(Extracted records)
++++++++
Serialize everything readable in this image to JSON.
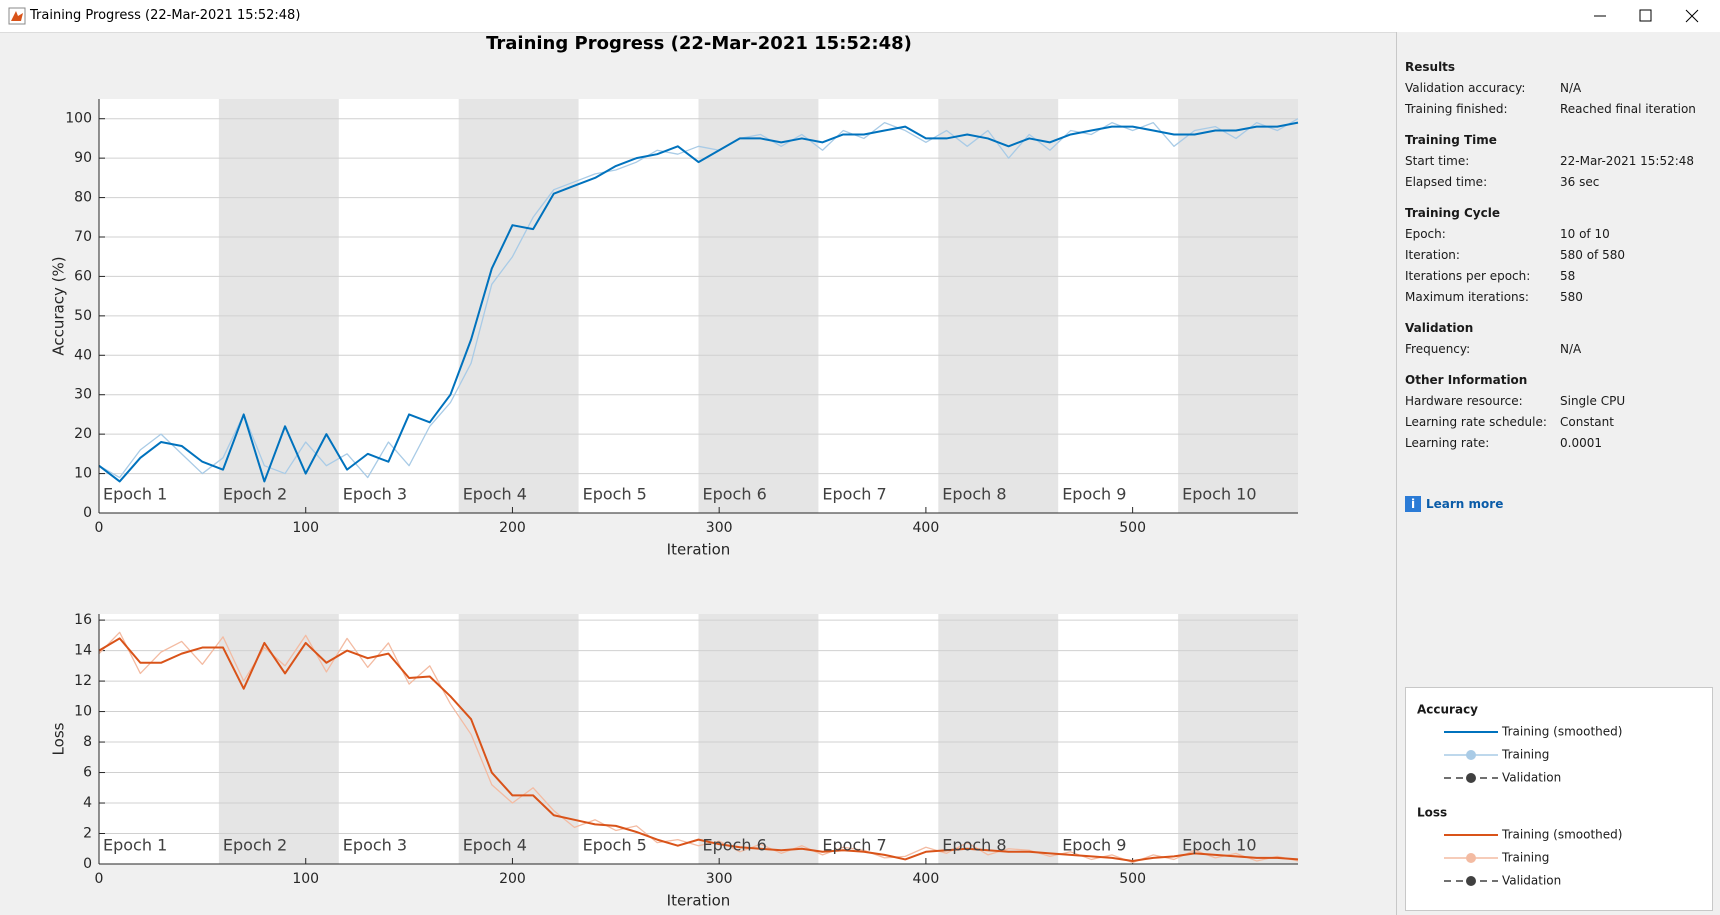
{
  "window": {
    "title": "Training Progress (22-Mar-2021 15:52:48)"
  },
  "chart_data": [
    {
      "type": "line",
      "title": "Training Progress (22-Mar-2021 15:52:48)",
      "xlabel": "Iteration",
      "ylabel": "Accuracy (%)",
      "x": [
        0,
        10,
        20,
        30,
        40,
        50,
        60,
        70,
        80,
        90,
        100,
        110,
        120,
        130,
        140,
        150,
        160,
        170,
        180,
        190,
        200,
        210,
        220,
        230,
        240,
        250,
        260,
        270,
        280,
        290,
        300,
        310,
        320,
        330,
        340,
        350,
        360,
        370,
        380,
        390,
        400,
        410,
        420,
        430,
        440,
        450,
        460,
        470,
        480,
        490,
        500,
        510,
        520,
        530,
        540,
        550,
        560,
        570,
        580
      ],
      "xlim": [
        0,
        580
      ],
      "ylim": [
        0,
        105
      ],
      "xticks": [
        0,
        100,
        200,
        300,
        400,
        500
      ],
      "yticks": [
        0,
        10,
        20,
        30,
        40,
        50,
        60,
        70,
        80,
        90,
        100
      ],
      "grid": true,
      "epoch_length": 58,
      "epoch_labels": [
        "Epoch 1",
        "Epoch 2",
        "Epoch 3",
        "Epoch 4",
        "Epoch 5",
        "Epoch 6",
        "Epoch 7",
        "Epoch 8",
        "Epoch 9",
        "Epoch 10"
      ],
      "legend_title": "Accuracy",
      "legend_validation": "Validation",
      "series": [
        {
          "name": "Training (smoothed)",
          "color": "#0072bd",
          "values": [
            12,
            8,
            14,
            18,
            17,
            13,
            11,
            25,
            8,
            22,
            10,
            20,
            11,
            15,
            13,
            25,
            23,
            30,
            44,
            62,
            73,
            72,
            81,
            83,
            85,
            88,
            90,
            91,
            93,
            89,
            92,
            95,
            95,
            94,
            95,
            94,
            96,
            96,
            97,
            98,
            95,
            95,
            96,
            95,
            93,
            95,
            94,
            96,
            97,
            98,
            98,
            97,
            96,
            96,
            97,
            97,
            98,
            98,
            99
          ]
        },
        {
          "name": "Training",
          "color": "#a9cbe6",
          "values": [
            12,
            9,
            16,
            20,
            15,
            10,
            14,
            25,
            12,
            10,
            18,
            12,
            15,
            9,
            18,
            12,
            22,
            28,
            38,
            58,
            65,
            75,
            82,
            84,
            86,
            87,
            89,
            92,
            91,
            93,
            92,
            95,
            96,
            93,
            96,
            92,
            97,
            95,
            99,
            97,
            94,
            97,
            93,
            97,
            90,
            96,
            92,
            97,
            96,
            99,
            97,
            99,
            93,
            97,
            98,
            95,
            99,
            97,
            100
          ]
        }
      ]
    },
    {
      "type": "line",
      "xlabel": "Iteration",
      "ylabel": "Loss",
      "x": [
        0,
        10,
        20,
        30,
        40,
        50,
        60,
        70,
        80,
        90,
        100,
        110,
        120,
        130,
        140,
        150,
        160,
        170,
        180,
        190,
        200,
        210,
        220,
        230,
        240,
        250,
        260,
        270,
        280,
        290,
        300,
        310,
        320,
        330,
        340,
        350,
        360,
        370,
        380,
        390,
        400,
        410,
        420,
        430,
        440,
        450,
        460,
        470,
        480,
        490,
        500,
        510,
        520,
        530,
        540,
        550,
        560,
        570,
        580
      ],
      "xlim": [
        0,
        580
      ],
      "ylim": [
        0,
        16.4
      ],
      "xticks": [
        0,
        100,
        200,
        300,
        400,
        500
      ],
      "yticks": [
        0,
        2,
        4,
        6,
        8,
        10,
        12,
        14,
        16
      ],
      "grid": true,
      "epoch_length": 58,
      "epoch_labels": [
        "Epoch 1",
        "Epoch 2",
        "Epoch 3",
        "Epoch 4",
        "Epoch 5",
        "Epoch 6",
        "Epoch 7",
        "Epoch 8",
        "Epoch 9",
        "Epoch 10"
      ],
      "legend_title": "Loss",
      "legend_validation": "Validation",
      "series": [
        {
          "name": "Training (smoothed)",
          "color": "#d95319",
          "values": [
            14,
            14.8,
            13.2,
            13.2,
            13.8,
            14.2,
            14.2,
            11.5,
            14.5,
            12.5,
            14.5,
            13.2,
            14,
            13.5,
            13.8,
            12.2,
            12.3,
            11,
            9.5,
            6,
            4.5,
            4.5,
            3.2,
            2.9,
            2.6,
            2.5,
            2.1,
            1.6,
            1.2,
            1.6,
            1.3,
            1.1,
            1,
            0.9,
            1,
            0.8,
            0.9,
            0.8,
            0.6,
            0.3,
            0.8,
            0.9,
            1,
            0.9,
            0.8,
            0.8,
            0.7,
            0.6,
            0.5,
            0.4,
            0.2,
            0.4,
            0.5,
            0.7,
            0.6,
            0.5,
            0.4,
            0.4,
            0.3
          ]
        },
        {
          "name": "Training",
          "color": "#f3bba2",
          "values": [
            13.8,
            15.2,
            12.5,
            13.9,
            14.6,
            13.1,
            14.9,
            12,
            14.2,
            13,
            15,
            12.6,
            14.8,
            12.9,
            14.5,
            11.8,
            13,
            10.5,
            8.5,
            5.2,
            4,
            5,
            3.5,
            2.4,
            2.9,
            2.2,
            2.5,
            1.4,
            1.6,
            1.2,
            1.5,
            0.8,
            1.3,
            0.7,
            1.2,
            0.6,
            1.1,
            0.9,
            0.4,
            0.5,
            1.1,
            0.7,
            1.4,
            0.6,
            1.0,
            0.9,
            0.5,
            0.8,
            0.3,
            0.6,
            0.1,
            0.6,
            0.3,
            0.9,
            0.4,
            0.7,
            0.2,
            0.5,
            0.2
          ]
        }
      ]
    }
  ],
  "results": {
    "sections": [
      {
        "title": "Results",
        "rows": [
          [
            "Validation accuracy:",
            "N/A"
          ],
          [
            "Training finished:",
            "Reached final iteration"
          ]
        ]
      },
      {
        "title": "Training Time",
        "rows": [
          [
            "Start time:",
            "22-Mar-2021 15:52:48"
          ],
          [
            "Elapsed time:",
            "36 sec"
          ]
        ]
      },
      {
        "title": "Training Cycle",
        "rows": [
          [
            "Epoch:",
            "10 of 10"
          ],
          [
            "Iteration:",
            "580 of 580"
          ],
          [
            "Iterations per epoch:",
            "58"
          ],
          [
            "Maximum iterations:",
            "580"
          ]
        ]
      },
      {
        "title": "Validation",
        "rows": [
          [
            "Frequency:",
            "N/A"
          ]
        ]
      },
      {
        "title": "Other Information",
        "rows": [
          [
            "Hardware resource:",
            "Single CPU"
          ],
          [
            "Learning rate schedule:",
            "Constant"
          ],
          [
            "Learning rate:",
            "0.0001"
          ]
        ]
      }
    ],
    "link": "Learn more"
  }
}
++++++++
WHAT YOU HAVE TO DO: Reproduce all entries without any change, and omit the pictures.

SOLUTION TO THIS PROBLEM:
Serialize everything readable in this image to JSON.
{
  "window": {
    "title": "Training Progress (22-Mar-2021 15:52:48)"
  },
  "chart_data": [
    {
      "type": "line",
      "title": "Training Progress (22-Mar-2021 15:52:48)",
      "xlabel": "Iteration",
      "ylabel": "Accuracy (%)",
      "x": [
        0,
        10,
        20,
        30,
        40,
        50,
        60,
        70,
        80,
        90,
        100,
        110,
        120,
        130,
        140,
        150,
        160,
        170,
        180,
        190,
        200,
        210,
        220,
        230,
        240,
        250,
        260,
        270,
        280,
        290,
        300,
        310,
        320,
        330,
        340,
        350,
        360,
        370,
        380,
        390,
        400,
        410,
        420,
        430,
        440,
        450,
        460,
        470,
        480,
        490,
        500,
        510,
        520,
        530,
        540,
        550,
        560,
        570,
        580
      ],
      "xlim": [
        0,
        580
      ],
      "ylim": [
        0,
        105
      ],
      "xticks": [
        0,
        100,
        200,
        300,
        400,
        500
      ],
      "yticks": [
        0,
        10,
        20,
        30,
        40,
        50,
        60,
        70,
        80,
        90,
        100
      ],
      "grid": true,
      "epoch_length": 58,
      "epoch_labels": [
        "Epoch 1",
        "Epoch 2",
        "Epoch 3",
        "Epoch 4",
        "Epoch 5",
        "Epoch 6",
        "Epoch 7",
        "Epoch 8",
        "Epoch 9",
        "Epoch 10"
      ],
      "legend_title": "Accuracy",
      "legend_validation": "Validation",
      "series": [
        {
          "name": "Training (smoothed)",
          "color": "#0072bd",
          "values": [
            12,
            8,
            14,
            18,
            17,
            13,
            11,
            25,
            8,
            22,
            10,
            20,
            11,
            15,
            13,
            25,
            23,
            30,
            44,
            62,
            73,
            72,
            81,
            83,
            85,
            88,
            90,
            91,
            93,
            89,
            92,
            95,
            95,
            94,
            95,
            94,
            96,
            96,
            97,
            98,
            95,
            95,
            96,
            95,
            93,
            95,
            94,
            96,
            97,
            98,
            98,
            97,
            96,
            96,
            97,
            97,
            98,
            98,
            99
          ]
        },
        {
          "name": "Training",
          "color": "#a9cbe6",
          "values": [
            12,
            9,
            16,
            20,
            15,
            10,
            14,
            25,
            12,
            10,
            18,
            12,
            15,
            9,
            18,
            12,
            22,
            28,
            38,
            58,
            65,
            75,
            82,
            84,
            86,
            87,
            89,
            92,
            91,
            93,
            92,
            95,
            96,
            93,
            96,
            92,
            97,
            95,
            99,
            97,
            94,
            97,
            93,
            97,
            90,
            96,
            92,
            97,
            96,
            99,
            97,
            99,
            93,
            97,
            98,
            95,
            99,
            97,
            100
          ]
        }
      ]
    },
    {
      "type": "line",
      "xlabel": "Iteration",
      "ylabel": "Loss",
      "x": [
        0,
        10,
        20,
        30,
        40,
        50,
        60,
        70,
        80,
        90,
        100,
        110,
        120,
        130,
        140,
        150,
        160,
        170,
        180,
        190,
        200,
        210,
        220,
        230,
        240,
        250,
        260,
        270,
        280,
        290,
        300,
        310,
        320,
        330,
        340,
        350,
        360,
        370,
        380,
        390,
        400,
        410,
        420,
        430,
        440,
        450,
        460,
        470,
        480,
        490,
        500,
        510,
        520,
        530,
        540,
        550,
        560,
        570,
        580
      ],
      "xlim": [
        0,
        580
      ],
      "ylim": [
        0,
        16.4
      ],
      "xticks": [
        0,
        100,
        200,
        300,
        400,
        500
      ],
      "yticks": [
        0,
        2,
        4,
        6,
        8,
        10,
        12,
        14,
        16
      ],
      "grid": true,
      "epoch_length": 58,
      "epoch_labels": [
        "Epoch 1",
        "Epoch 2",
        "Epoch 3",
        "Epoch 4",
        "Epoch 5",
        "Epoch 6",
        "Epoch 7",
        "Epoch 8",
        "Epoch 9",
        "Epoch 10"
      ],
      "legend_title": "Loss",
      "legend_validation": "Validation",
      "series": [
        {
          "name": "Training (smoothed)",
          "color": "#d95319",
          "values": [
            14,
            14.8,
            13.2,
            13.2,
            13.8,
            14.2,
            14.2,
            11.5,
            14.5,
            12.5,
            14.5,
            13.2,
            14,
            13.5,
            13.8,
            12.2,
            12.3,
            11,
            9.5,
            6,
            4.5,
            4.5,
            3.2,
            2.9,
            2.6,
            2.5,
            2.1,
            1.6,
            1.2,
            1.6,
            1.3,
            1.1,
            1,
            0.9,
            1,
            0.8,
            0.9,
            0.8,
            0.6,
            0.3,
            0.8,
            0.9,
            1,
            0.9,
            0.8,
            0.8,
            0.7,
            0.6,
            0.5,
            0.4,
            0.2,
            0.4,
            0.5,
            0.7,
            0.6,
            0.5,
            0.4,
            0.4,
            0.3
          ]
        },
        {
          "name": "Training",
          "color": "#f3bba2",
          "values": [
            13.8,
            15.2,
            12.5,
            13.9,
            14.6,
            13.1,
            14.9,
            12,
            14.2,
            13,
            15,
            12.6,
            14.8,
            12.9,
            14.5,
            11.8,
            13,
            10.5,
            8.5,
            5.2,
            4,
            5,
            3.5,
            2.4,
            2.9,
            2.2,
            2.5,
            1.4,
            1.6,
            1.2,
            1.5,
            0.8,
            1.3,
            0.7,
            1.2,
            0.6,
            1.1,
            0.9,
            0.4,
            0.5,
            1.1,
            0.7,
            1.4,
            0.6,
            1.0,
            0.9,
            0.5,
            0.8,
            0.3,
            0.6,
            0.1,
            0.6,
            0.3,
            0.9,
            0.4,
            0.7,
            0.2,
            0.5,
            0.2
          ]
        }
      ]
    }
  ],
  "results": {
    "sections": [
      {
        "title": "Results",
        "rows": [
          [
            "Validation accuracy:",
            "N/A"
          ],
          [
            "Training finished:",
            "Reached final iteration"
          ]
        ]
      },
      {
        "title": "Training Time",
        "rows": [
          [
            "Start time:",
            "22-Mar-2021 15:52:48"
          ],
          [
            "Elapsed time:",
            "36 sec"
          ]
        ]
      },
      {
        "title": "Training Cycle",
        "rows": [
          [
            "Epoch:",
            "10 of 10"
          ],
          [
            "Iteration:",
            "580 of 580"
          ],
          [
            "Iterations per epoch:",
            "58"
          ],
          [
            "Maximum iterations:",
            "580"
          ]
        ]
      },
      {
        "title": "Validation",
        "rows": [
          [
            "Frequency:",
            "N/A"
          ]
        ]
      },
      {
        "title": "Other Information",
        "rows": [
          [
            "Hardware resource:",
            "Single CPU"
          ],
          [
            "Learning rate schedule:",
            "Constant"
          ],
          [
            "Learning rate:",
            "0.0001"
          ]
        ]
      }
    ],
    "link": "Learn more"
  }
}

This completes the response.